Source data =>

□ □ □ □ □ □ □

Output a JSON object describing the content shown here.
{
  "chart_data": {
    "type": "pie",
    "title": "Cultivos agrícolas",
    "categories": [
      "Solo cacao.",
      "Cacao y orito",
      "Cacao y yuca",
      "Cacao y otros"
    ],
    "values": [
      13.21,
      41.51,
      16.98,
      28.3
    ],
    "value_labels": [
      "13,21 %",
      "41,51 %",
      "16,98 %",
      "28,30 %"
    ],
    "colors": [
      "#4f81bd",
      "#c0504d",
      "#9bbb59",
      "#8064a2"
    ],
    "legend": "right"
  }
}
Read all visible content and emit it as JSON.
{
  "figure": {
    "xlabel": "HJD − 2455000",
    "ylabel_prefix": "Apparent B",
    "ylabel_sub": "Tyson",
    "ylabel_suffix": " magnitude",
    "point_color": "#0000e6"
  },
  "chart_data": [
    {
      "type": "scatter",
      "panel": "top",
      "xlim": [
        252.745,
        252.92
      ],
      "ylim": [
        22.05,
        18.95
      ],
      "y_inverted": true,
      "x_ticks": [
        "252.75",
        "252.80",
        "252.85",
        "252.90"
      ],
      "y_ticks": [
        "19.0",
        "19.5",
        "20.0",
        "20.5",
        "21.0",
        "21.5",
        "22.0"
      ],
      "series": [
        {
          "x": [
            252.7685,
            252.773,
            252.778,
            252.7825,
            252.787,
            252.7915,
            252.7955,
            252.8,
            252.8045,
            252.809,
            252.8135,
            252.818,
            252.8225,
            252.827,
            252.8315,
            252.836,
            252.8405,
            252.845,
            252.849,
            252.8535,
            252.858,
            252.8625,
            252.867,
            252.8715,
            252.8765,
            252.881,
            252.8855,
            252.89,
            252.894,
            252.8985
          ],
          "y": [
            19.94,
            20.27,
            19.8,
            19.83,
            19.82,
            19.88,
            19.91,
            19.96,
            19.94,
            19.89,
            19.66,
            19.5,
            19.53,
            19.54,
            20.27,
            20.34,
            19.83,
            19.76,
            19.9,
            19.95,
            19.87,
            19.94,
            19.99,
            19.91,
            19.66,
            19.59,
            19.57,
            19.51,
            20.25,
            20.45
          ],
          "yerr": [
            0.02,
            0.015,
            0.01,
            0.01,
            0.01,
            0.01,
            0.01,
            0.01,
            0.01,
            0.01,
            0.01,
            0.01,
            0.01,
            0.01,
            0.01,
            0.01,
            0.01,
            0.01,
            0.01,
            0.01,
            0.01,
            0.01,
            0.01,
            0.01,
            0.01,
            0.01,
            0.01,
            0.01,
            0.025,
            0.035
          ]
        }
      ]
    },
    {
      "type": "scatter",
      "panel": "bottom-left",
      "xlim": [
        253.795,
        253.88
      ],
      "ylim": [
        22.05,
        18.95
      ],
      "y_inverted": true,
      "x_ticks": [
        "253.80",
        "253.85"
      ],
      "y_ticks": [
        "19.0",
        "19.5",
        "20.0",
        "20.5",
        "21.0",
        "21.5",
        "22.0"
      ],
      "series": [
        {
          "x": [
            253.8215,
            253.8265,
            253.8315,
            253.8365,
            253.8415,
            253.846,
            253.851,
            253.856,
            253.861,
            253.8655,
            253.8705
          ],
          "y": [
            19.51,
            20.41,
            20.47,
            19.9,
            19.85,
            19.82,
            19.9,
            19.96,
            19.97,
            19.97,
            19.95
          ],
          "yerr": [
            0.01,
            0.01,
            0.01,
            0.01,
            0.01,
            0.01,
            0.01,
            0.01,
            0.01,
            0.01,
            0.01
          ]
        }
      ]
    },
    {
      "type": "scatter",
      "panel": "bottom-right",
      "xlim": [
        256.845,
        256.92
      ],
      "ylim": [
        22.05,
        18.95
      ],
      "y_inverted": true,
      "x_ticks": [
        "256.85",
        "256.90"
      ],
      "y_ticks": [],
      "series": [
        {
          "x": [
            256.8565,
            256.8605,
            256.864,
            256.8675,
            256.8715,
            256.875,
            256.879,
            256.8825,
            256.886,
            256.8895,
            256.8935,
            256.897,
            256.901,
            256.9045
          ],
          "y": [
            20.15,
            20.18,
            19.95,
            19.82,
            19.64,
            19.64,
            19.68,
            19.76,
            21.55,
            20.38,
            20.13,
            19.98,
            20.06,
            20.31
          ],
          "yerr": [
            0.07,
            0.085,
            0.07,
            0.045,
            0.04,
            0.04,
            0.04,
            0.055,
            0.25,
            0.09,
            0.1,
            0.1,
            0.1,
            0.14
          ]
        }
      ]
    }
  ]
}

□ □ □ □ □ □ □

Give an exact repetition of all the material.

Output a JSON object describing the content shown here.
{
  "chart_data": {
    "type": "pie",
    "title": "Cultivos agrícolas",
    "categories": [
      "Solo cacao.",
      "Cacao y orito",
      "Cacao y yuca",
      "Cacao y otros"
    ],
    "values": [
      13.21,
      41.51,
      16.98,
      28.3
    ],
    "value_labels": [
      "13,21 %",
      "41,51 %",
      "16,98 %",
      "28,30 %"
    ],
    "colors": [
      "#4f81bd",
      "#c0504d",
      "#9bbb59",
      "#8064a2"
    ],
    "legend": "right"
  }
}
Read all visible content and emit it as JSON.
{
  "figure": {
    "xlabel": "HJD − 2455000",
    "ylabel_prefix": "Apparent B",
    "ylabel_sub": "Tyson",
    "ylabel_suffix": " magnitude",
    "point_color": "#0000e6"
  },
  "chart_data": [
    {
      "type": "scatter",
      "panel": "top",
      "xlim": [
        252.745,
        252.92
      ],
      "ylim": [
        22.05,
        18.95
      ],
      "y_inverted": true,
      "x_ticks": [
        "252.75",
        "252.80",
        "252.85",
        "252.90"
      ],
      "y_ticks": [
        "19.0",
        "19.5",
        "20.0",
        "20.5",
        "21.0",
        "21.5",
        "22.0"
      ],
      "series": [
        {
          "x": [
            252.7685,
            252.773,
            252.778,
            252.7825,
            252.787,
            252.7915,
            252.7955,
            252.8,
            252.8045,
            252.809,
            252.8135,
            252.818,
            252.8225,
            252.827,
            252.8315,
            252.836,
            252.8405,
            252.845,
            252.849,
            252.8535,
            252.858,
            252.8625,
            252.867,
            252.8715,
            252.8765,
            252.881,
            252.8855,
            252.89,
            252.894,
            252.8985
          ],
          "y": [
            19.94,
            20.27,
            19.8,
            19.83,
            19.82,
            19.88,
            19.91,
            19.96,
            19.94,
            19.89,
            19.66,
            19.5,
            19.53,
            19.54,
            20.27,
            20.34,
            19.83,
            19.76,
            19.9,
            19.95,
            19.87,
            19.94,
            19.99,
            19.91,
            19.66,
            19.59,
            19.57,
            19.51,
            20.25,
            20.45
          ],
          "yerr": [
            0.02,
            0.015,
            0.01,
            0.01,
            0.01,
            0.01,
            0.01,
            0.01,
            0.01,
            0.01,
            0.01,
            0.01,
            0.01,
            0.01,
            0.01,
            0.01,
            0.01,
            0.01,
            0.01,
            0.01,
            0.01,
            0.01,
            0.01,
            0.01,
            0.01,
            0.01,
            0.01,
            0.01,
            0.025,
            0.035
          ]
        }
      ]
    },
    {
      "type": "scatter",
      "panel": "bottom-left",
      "xlim": [
        253.795,
        253.88
      ],
      "ylim": [
        22.05,
        18.95
      ],
      "y_inverted": true,
      "x_ticks": [
        "253.80",
        "253.85"
      ],
      "y_ticks": [
        "19.0",
        "19.5",
        "20.0",
        "20.5",
        "21.0",
        "21.5",
        "22.0"
      ],
      "series": [
        {
          "x": [
            253.8215,
            253.8265,
            253.8315,
            253.8365,
            253.8415,
            253.846,
            253.851,
            253.856,
            253.861,
            253.8655,
            253.8705
          ],
          "y": [
            19.51,
            20.41,
            20.47,
            19.9,
            19.85,
            19.82,
            19.9,
            19.96,
            19.97,
            19.97,
            19.95
          ],
          "yerr": [
            0.01,
            0.01,
            0.01,
            0.01,
            0.01,
            0.01,
            0.01,
            0.01,
            0.01,
            0.01,
            0.01
          ]
        }
      ]
    },
    {
      "type": "scatter",
      "panel": "bottom-right",
      "xlim": [
        256.845,
        256.92
      ],
      "ylim": [
        22.05,
        18.95
      ],
      "y_inverted": true,
      "x_ticks": [
        "256.85",
        "256.90"
      ],
      "y_ticks": [],
      "series": [
        {
          "x": [
            256.8565,
            256.8605,
            256.864,
            256.8675,
            256.8715,
            256.875,
            256.879,
            256.8825,
            256.886,
            256.8895,
            256.8935,
            256.897,
            256.901,
            256.9045
          ],
          "y": [
            20.15,
            20.18,
            19.95,
            19.82,
            19.64,
            19.64,
            19.68,
            19.76,
            21.55,
            20.38,
            20.13,
            19.98,
            20.06,
            20.31
          ],
          "yerr": [
            0.07,
            0.085,
            0.07,
            0.045,
            0.04,
            0.04,
            0.04,
            0.055,
            0.25,
            0.09,
            0.1,
            0.1,
            0.1,
            0.14
          ]
        }
      ]
    }
  ]
}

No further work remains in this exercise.